-- Aim of the exercise --
Return every record below exactly as written, omitting any pictures.
** start of Material for this exercise **
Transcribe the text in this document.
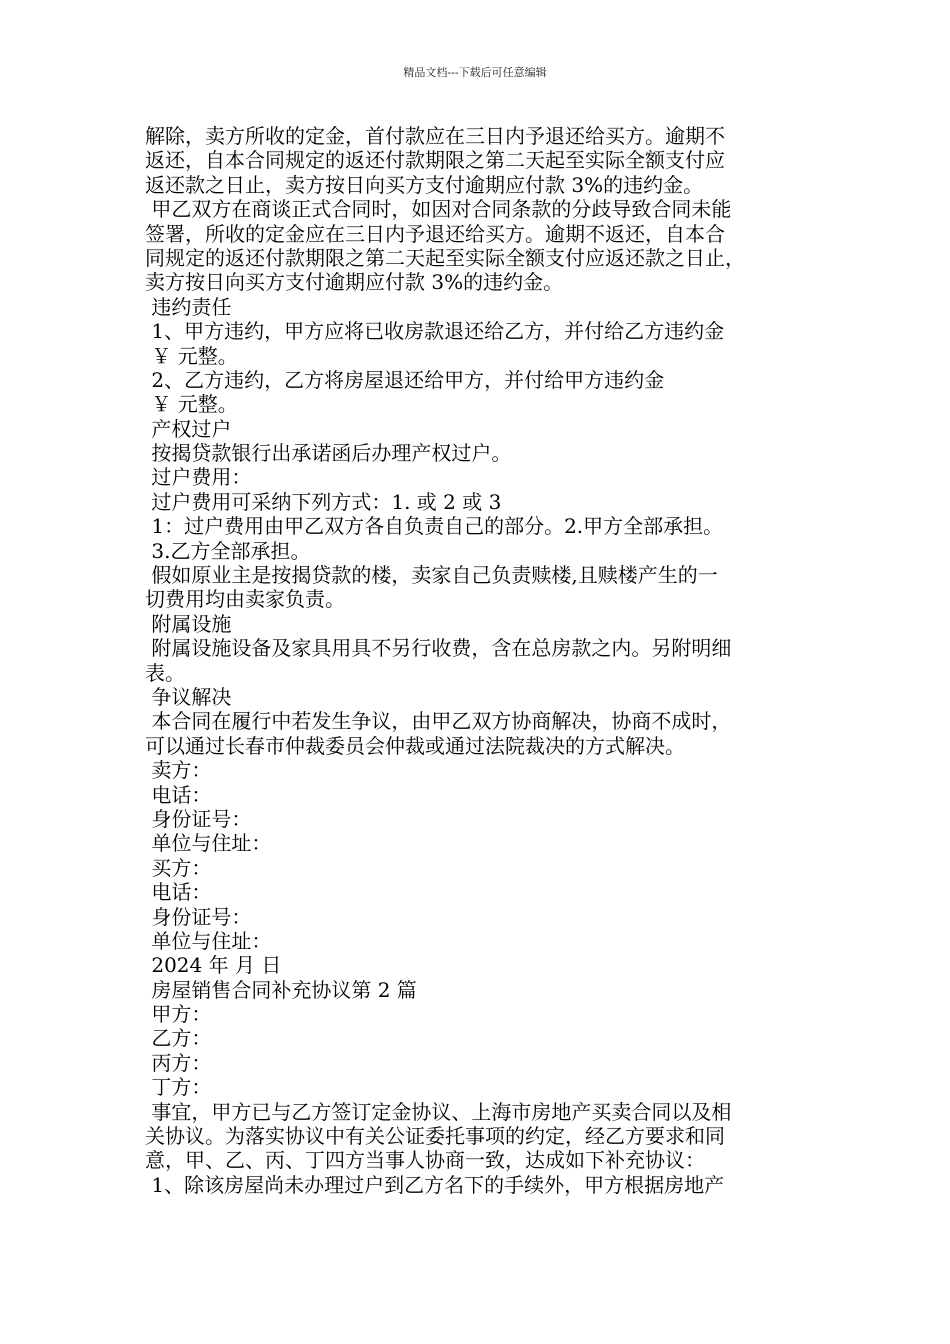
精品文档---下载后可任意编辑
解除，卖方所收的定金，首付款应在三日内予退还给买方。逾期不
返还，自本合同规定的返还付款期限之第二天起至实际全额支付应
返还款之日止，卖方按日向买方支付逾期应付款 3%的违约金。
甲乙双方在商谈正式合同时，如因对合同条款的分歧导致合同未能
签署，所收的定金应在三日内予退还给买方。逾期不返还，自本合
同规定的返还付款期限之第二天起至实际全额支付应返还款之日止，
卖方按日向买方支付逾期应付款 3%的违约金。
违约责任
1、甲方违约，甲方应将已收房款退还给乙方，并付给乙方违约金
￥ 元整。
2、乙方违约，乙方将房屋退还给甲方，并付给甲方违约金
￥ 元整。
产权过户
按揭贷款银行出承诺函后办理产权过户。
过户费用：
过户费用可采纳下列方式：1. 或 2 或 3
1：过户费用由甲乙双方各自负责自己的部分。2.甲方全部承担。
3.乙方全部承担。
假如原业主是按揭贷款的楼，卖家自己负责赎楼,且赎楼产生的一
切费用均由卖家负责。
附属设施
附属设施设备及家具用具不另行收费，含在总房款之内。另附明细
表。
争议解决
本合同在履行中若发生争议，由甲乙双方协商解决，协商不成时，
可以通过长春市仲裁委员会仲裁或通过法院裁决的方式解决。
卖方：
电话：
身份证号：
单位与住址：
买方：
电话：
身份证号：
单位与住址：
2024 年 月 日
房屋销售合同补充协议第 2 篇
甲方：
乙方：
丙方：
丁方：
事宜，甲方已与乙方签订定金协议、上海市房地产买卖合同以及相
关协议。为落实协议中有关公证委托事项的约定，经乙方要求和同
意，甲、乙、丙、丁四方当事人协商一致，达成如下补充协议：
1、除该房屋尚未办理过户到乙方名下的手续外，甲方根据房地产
** end of Material for this exercise **
-- The completed task --
Transcribe the text in this document.
精品文档---下载后可任意编辑
解除，卖方所收的定金，首付款应在三日内予退还给买方。逾期不
返还，自本合同规定的返还付款期限之第二天起至实际全额支付应
返还款之日止，卖方按日向买方支付逾期应付款 3%的违约金。
甲乙双方在商谈正式合同时，如因对合同条款的分歧导致合同未能
签署，所收的定金应在三日内予退还给买方。逾期不返还，自本合
同规定的返还付款期限之第二天起至实际全额支付应返还款之日止，
卖方按日向买方支付逾期应付款 3%的违约金。
违约责任
1、甲方违约，甲方应将已收房款退还给乙方，并付给乙方违约金
￥ 元整。
2、乙方违约，乙方将房屋退还给甲方，并付给甲方违约金
￥ 元整。
产权过户
按揭贷款银行出承诺函后办理产权过户。
过户费用：
过户费用可采纳下列方式：1. 或 2 或 3
1：过户费用由甲乙双方各自负责自己的部分。2.甲方全部承担。
3.乙方全部承担。
假如原业主是按揭贷款的楼，卖家自己负责赎楼,且赎楼产生的一
切费用均由卖家负责。
附属设施
附属设施设备及家具用具不另行收费，含在总房款之内。另附明细
表。
争议解决
本合同在履行中若发生争议，由甲乙双方协商解决，协商不成时，
可以通过长春市仲裁委员会仲裁或通过法院裁决的方式解决。
卖方：
电话：
身份证号：
单位与住址：
买方：
电话：
身份证号：
单位与住址：
2024 年 月 日
房屋销售合同补充协议第 2 篇
甲方：
乙方：
丙方：
丁方：
事宜，甲方已与乙方签订定金协议、上海市房地产买卖合同以及相
关协议。为落实协议中有关公证委托事项的约定，经乙方要求和同
意，甲、乙、丙、丁四方当事人协商一致，达成如下补充协议：
1、除该房屋尚未办理过户到乙方名下的手续外，甲方根据房地产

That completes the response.